● **EXTRACTED TEXT**:

[ 
https://issues.apache.org/jira/browse/PDFBOX-4831?page=com.atlassian.jira.plugin.system.issuetabpanels:comment-tabpanel&focusedCommentId=17294979#comment-17294979
 ] 

Gábor Stefanik commented on PDFBOX-4831:
----------------------------------------

This is still an issue on 2.0.22.

 

The core issue is this code in PageDrawer.drawImage():
{code:java}
        if (!pdImage.getInterpolate())
        {
            // if the image is scaled down, we use smooth interpolation, eg 
PDFBOX-2364
            // only when scaled up do we use nearest neighbour, eg PDFBOX-2302 
/ mori-cvpr01.pdf
            // PDFBOX-4930: we use the sizes of the ARGB image. These can be 
different
            // than the original sizes of the base image, when the mask is 
bigger.
            boolean isScaledUp = pdImage.getImage().getWidth() < 
Math.round(at.getScaleX()) ||
                                 pdImage.getImage().getHeight() < 
Math.round(at.getScaleY());

            if (isScaledUp)

● **EXERCISE**: Rewrite the passage of the PDFBOX-4831 comment that opens with the words containing "boolean isScaledUp = pdImage.getImage().getWidth()" and closes with "if (isScaledUp)", replacing "isScaledUp" with "isEnlarged". Rely only on the PDFBOX-4831 comment.

● **EXCERPTED DATA**:
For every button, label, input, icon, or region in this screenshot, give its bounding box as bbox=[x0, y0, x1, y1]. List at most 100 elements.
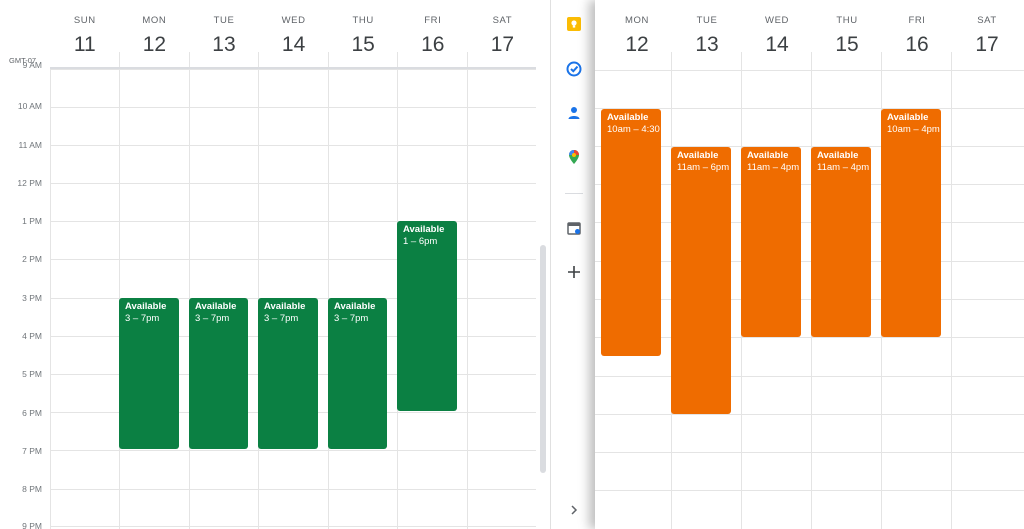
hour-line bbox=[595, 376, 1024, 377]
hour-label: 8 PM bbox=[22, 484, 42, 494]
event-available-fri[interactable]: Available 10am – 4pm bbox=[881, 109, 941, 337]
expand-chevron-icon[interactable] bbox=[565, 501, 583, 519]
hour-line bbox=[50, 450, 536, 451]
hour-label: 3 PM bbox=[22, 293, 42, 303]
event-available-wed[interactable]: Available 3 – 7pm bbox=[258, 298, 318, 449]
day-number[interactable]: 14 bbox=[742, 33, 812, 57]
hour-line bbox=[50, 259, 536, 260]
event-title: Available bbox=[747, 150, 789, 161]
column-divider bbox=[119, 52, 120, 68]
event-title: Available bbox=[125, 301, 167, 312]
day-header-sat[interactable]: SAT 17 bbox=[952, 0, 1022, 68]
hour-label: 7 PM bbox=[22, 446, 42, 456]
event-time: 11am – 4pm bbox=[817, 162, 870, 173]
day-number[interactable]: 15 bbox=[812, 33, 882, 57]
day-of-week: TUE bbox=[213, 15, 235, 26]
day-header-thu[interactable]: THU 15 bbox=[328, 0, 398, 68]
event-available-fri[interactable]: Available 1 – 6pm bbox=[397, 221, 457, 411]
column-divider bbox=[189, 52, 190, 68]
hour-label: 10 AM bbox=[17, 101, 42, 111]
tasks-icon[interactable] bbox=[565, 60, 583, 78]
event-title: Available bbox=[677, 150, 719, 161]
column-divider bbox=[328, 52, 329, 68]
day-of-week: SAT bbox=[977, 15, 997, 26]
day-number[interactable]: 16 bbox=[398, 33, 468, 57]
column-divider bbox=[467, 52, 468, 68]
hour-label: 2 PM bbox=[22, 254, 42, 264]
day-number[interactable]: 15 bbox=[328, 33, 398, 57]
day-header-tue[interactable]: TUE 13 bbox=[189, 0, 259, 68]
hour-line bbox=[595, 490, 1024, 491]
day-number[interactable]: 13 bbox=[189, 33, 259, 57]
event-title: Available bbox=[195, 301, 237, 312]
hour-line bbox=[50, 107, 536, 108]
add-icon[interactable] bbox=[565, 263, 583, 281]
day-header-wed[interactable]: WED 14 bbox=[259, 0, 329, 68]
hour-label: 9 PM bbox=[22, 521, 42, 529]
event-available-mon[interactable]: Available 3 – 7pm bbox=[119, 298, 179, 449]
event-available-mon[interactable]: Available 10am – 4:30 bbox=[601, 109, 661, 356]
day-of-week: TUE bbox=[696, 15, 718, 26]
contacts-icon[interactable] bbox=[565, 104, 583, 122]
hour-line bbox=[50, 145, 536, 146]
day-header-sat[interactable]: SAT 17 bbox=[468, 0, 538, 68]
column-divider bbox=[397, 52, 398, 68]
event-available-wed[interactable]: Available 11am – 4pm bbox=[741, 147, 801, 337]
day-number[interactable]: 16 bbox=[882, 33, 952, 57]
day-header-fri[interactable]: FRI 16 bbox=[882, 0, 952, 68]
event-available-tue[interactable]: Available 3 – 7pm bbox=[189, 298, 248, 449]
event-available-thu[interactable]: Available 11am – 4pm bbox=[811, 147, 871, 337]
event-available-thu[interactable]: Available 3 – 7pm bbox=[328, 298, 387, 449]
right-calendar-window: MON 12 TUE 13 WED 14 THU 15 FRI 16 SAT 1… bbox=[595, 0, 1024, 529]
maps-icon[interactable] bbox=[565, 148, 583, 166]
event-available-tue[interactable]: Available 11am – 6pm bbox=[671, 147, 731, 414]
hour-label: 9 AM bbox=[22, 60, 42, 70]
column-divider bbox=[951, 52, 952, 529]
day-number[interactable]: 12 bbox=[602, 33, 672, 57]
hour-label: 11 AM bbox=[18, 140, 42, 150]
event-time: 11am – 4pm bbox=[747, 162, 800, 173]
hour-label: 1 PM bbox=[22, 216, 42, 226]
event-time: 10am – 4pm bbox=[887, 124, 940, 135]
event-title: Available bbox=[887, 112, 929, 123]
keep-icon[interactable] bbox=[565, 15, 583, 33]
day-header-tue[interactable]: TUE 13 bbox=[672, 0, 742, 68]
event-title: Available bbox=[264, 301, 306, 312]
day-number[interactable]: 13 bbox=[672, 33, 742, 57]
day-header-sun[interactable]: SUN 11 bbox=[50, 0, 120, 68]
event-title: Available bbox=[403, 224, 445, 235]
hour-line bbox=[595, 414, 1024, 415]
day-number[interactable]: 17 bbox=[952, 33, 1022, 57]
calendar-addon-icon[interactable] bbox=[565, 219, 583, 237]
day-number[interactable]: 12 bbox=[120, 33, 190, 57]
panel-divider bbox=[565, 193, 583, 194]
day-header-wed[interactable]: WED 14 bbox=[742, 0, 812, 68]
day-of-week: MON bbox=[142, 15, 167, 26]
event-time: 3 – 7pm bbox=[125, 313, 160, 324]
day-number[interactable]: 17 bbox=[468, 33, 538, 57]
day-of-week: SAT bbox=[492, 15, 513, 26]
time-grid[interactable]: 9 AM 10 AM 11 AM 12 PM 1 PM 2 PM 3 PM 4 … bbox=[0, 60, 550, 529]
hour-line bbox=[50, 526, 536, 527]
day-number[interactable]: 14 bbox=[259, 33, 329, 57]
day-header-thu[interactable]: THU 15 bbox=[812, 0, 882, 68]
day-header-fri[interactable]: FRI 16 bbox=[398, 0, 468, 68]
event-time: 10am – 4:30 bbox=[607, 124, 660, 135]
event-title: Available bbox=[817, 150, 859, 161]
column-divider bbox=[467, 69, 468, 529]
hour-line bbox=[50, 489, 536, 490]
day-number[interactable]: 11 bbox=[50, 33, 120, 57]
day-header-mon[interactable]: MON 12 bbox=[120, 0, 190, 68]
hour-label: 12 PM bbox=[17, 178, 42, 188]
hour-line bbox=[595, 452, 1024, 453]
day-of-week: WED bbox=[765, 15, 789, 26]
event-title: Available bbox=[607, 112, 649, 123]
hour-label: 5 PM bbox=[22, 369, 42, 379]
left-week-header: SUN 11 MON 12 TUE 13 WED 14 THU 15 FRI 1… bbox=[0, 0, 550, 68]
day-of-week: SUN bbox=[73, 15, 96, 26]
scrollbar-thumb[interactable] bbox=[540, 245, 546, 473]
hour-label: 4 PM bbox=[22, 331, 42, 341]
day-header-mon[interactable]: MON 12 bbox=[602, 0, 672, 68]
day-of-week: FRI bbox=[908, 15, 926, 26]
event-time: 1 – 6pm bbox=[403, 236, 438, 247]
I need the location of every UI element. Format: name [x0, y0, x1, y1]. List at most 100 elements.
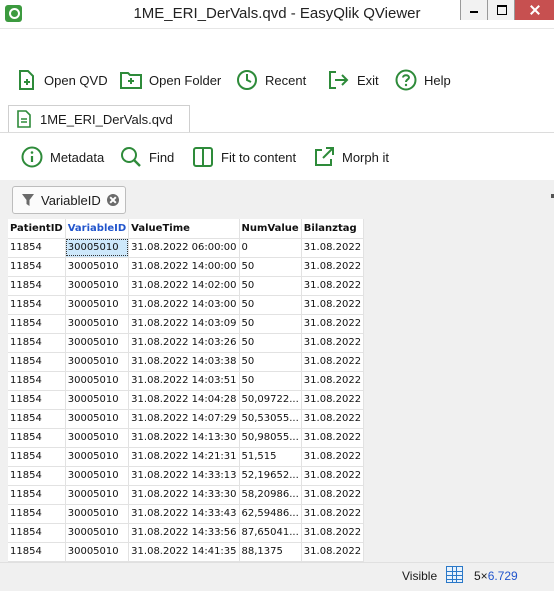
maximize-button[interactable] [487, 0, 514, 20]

● **TASK OUTPUT**:
boolean isEnlarged = pdImage.getImage().getWidth() < 
Math.round(at.getScaleX()) ||
                                 pdImage.getImage().getHeight() < 
Math.round(at.getScaleY());

            if (isEnlarged)